■ Task data
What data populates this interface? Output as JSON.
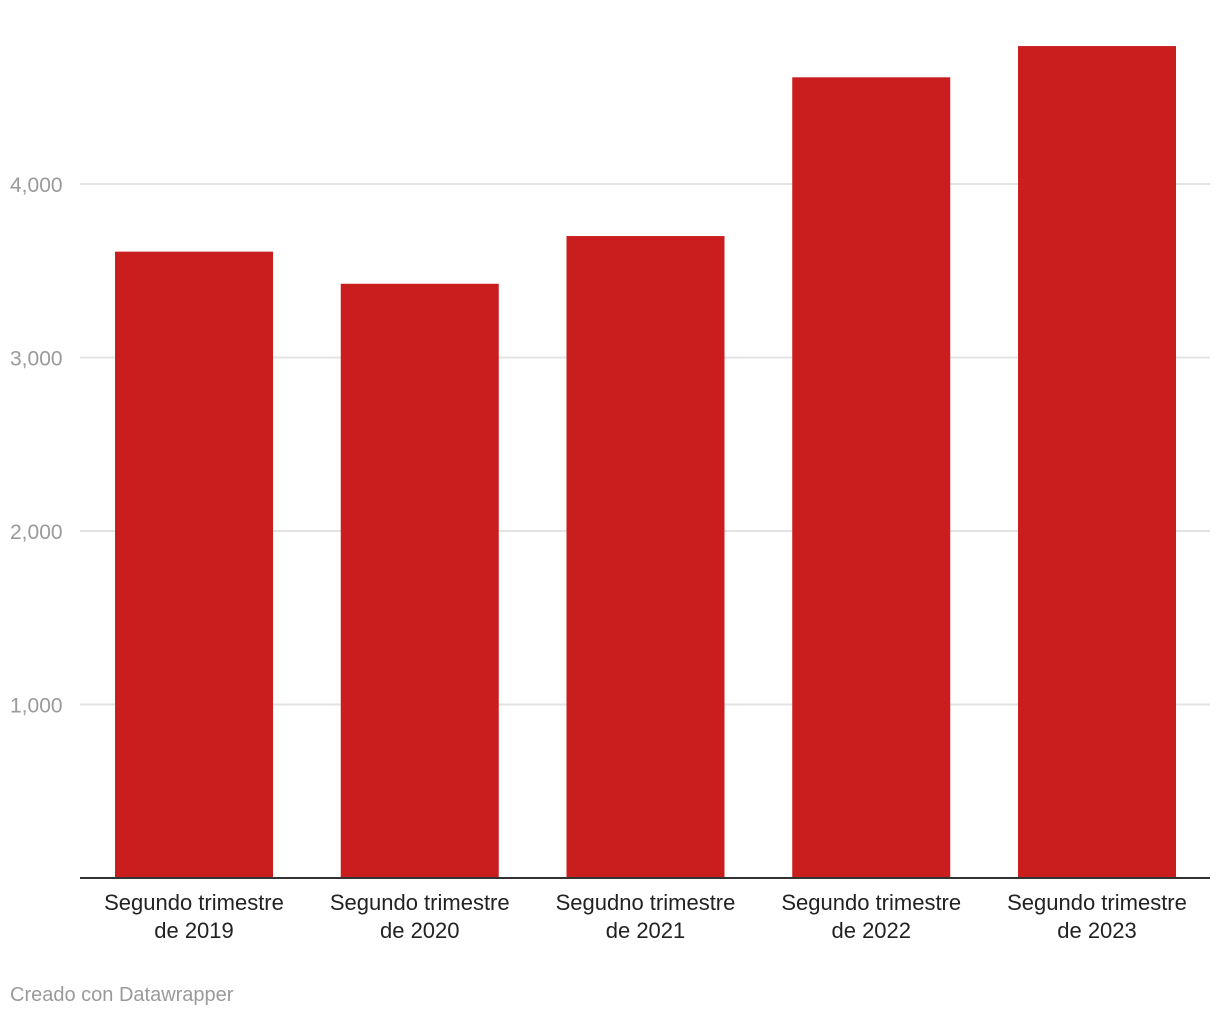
{
  "chart_data": {
    "type": "bar",
    "categories": [
      [
        "Segundo trimestre",
        "de 2019"
      ],
      [
        "Segundo trimestre",
        "de 2020"
      ],
      [
        "Segudno trimestre",
        "de 2021"
      ],
      [
        "Segundo trimestre",
        "de 2022"
      ],
      [
        "Segundo trimestre",
        "de 2023"
      ]
    ],
    "values": [
      3610,
      3425,
      3700,
      4615,
      4795
    ],
    "ylim": [
      0,
      4800
    ],
    "yticks": [
      1000,
      2000,
      3000,
      4000
    ],
    "ytick_labels": [
      "1,000",
      "2,000",
      "3,000",
      "4,000"
    ],
    "grid": true,
    "bar_color": "#c91d1e",
    "title": "",
    "xlabel": "",
    "ylabel": ""
  },
  "footer": {
    "credit": "Creado con Datawrapper"
  }
}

■ Goal
Print the records above exactly as they stand, but leave out the pictures.

■ Worked answer
What data populates this interface? Output as JSON.
{
  "chart_data": {
    "type": "bar",
    "categories": [
      [
        "Segundo trimestre",
        "de 2019"
      ],
      [
        "Segundo trimestre",
        "de 2020"
      ],
      [
        "Segudno trimestre",
        "de 2021"
      ],
      [
        "Segundo trimestre",
        "de 2022"
      ],
      [
        "Segundo trimestre",
        "de 2023"
      ]
    ],
    "values": [
      3610,
      3425,
      3700,
      4615,
      4795
    ],
    "ylim": [
      0,
      4800
    ],
    "yticks": [
      1000,
      2000,
      3000,
      4000
    ],
    "ytick_labels": [
      "1,000",
      "2,000",
      "3,000",
      "4,000"
    ],
    "grid": true,
    "bar_color": "#c91d1e",
    "title": "",
    "xlabel": "",
    "ylabel": ""
  },
  "footer": {
    "credit": "Creado con Datawrapper"
  }
}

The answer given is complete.